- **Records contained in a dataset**
□ □ □

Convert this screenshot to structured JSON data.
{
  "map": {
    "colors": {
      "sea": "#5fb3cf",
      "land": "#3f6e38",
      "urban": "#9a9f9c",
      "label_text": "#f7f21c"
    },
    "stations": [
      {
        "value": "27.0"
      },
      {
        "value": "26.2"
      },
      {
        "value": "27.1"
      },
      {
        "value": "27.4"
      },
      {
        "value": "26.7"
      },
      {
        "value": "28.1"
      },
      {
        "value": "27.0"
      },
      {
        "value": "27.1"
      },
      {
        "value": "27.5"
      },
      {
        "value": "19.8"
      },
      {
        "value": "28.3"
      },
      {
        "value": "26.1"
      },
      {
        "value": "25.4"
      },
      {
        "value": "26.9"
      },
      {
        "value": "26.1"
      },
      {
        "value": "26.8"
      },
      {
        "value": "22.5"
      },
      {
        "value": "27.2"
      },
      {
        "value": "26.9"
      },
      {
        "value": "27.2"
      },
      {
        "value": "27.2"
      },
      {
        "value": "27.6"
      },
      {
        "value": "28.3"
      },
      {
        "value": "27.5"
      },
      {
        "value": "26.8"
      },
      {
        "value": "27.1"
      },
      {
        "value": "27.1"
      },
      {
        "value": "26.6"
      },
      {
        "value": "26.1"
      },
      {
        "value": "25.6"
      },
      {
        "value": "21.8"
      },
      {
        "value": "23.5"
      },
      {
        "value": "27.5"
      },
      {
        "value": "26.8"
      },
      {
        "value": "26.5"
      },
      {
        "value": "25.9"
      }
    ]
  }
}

□ □ □

- **Requirement**
Output the listing above exactly as it appears.

- **Exercise response**
Convert this screenshot to structured JSON data.
{
  "map": {
    "colors": {
      "sea": "#5fb3cf",
      "land": "#3f6e38",
      "urban": "#9a9f9c",
      "label_text": "#f7f21c"
    },
    "stations": [
      {
        "value": "27.0"
      },
      {
        "value": "26.2"
      },
      {
        "value": "27.1"
      },
      {
        "value": "27.4"
      },
      {
        "value": "26.7"
      },
      {
        "value": "28.1"
      },
      {
        "value": "27.0"
      },
      {
        "value": "27.1"
      },
      {
        "value": "27.5"
      },
      {
        "value": "19.8"
      },
      {
        "value": "28.3"
      },
      {
        "value": "26.1"
      },
      {
        "value": "25.4"
      },
      {
        "value": "26.9"
      },
      {
        "value": "26.1"
      },
      {
        "value": "26.8"
      },
      {
        "value": "22.5"
      },
      {
        "value": "27.2"
      },
      {
        "value": "26.9"
      },
      {
        "value": "27.2"
      },
      {
        "value": "27.2"
      },
      {
        "value": "27.6"
      },
      {
        "value": "28.3"
      },
      {
        "value": "27.5"
      },
      {
        "value": "26.8"
      },
      {
        "value": "27.1"
      },
      {
        "value": "27.1"
      },
      {
        "value": "26.6"
      },
      {
        "value": "26.1"
      },
      {
        "value": "25.6"
      },
      {
        "value": "21.8"
      },
      {
        "value": "23.5"
      },
      {
        "value": "27.5"
      },
      {
        "value": "26.8"
      },
      {
        "value": "26.5"
      },
      {
        "value": "25.9"
      }
    ]
  }
}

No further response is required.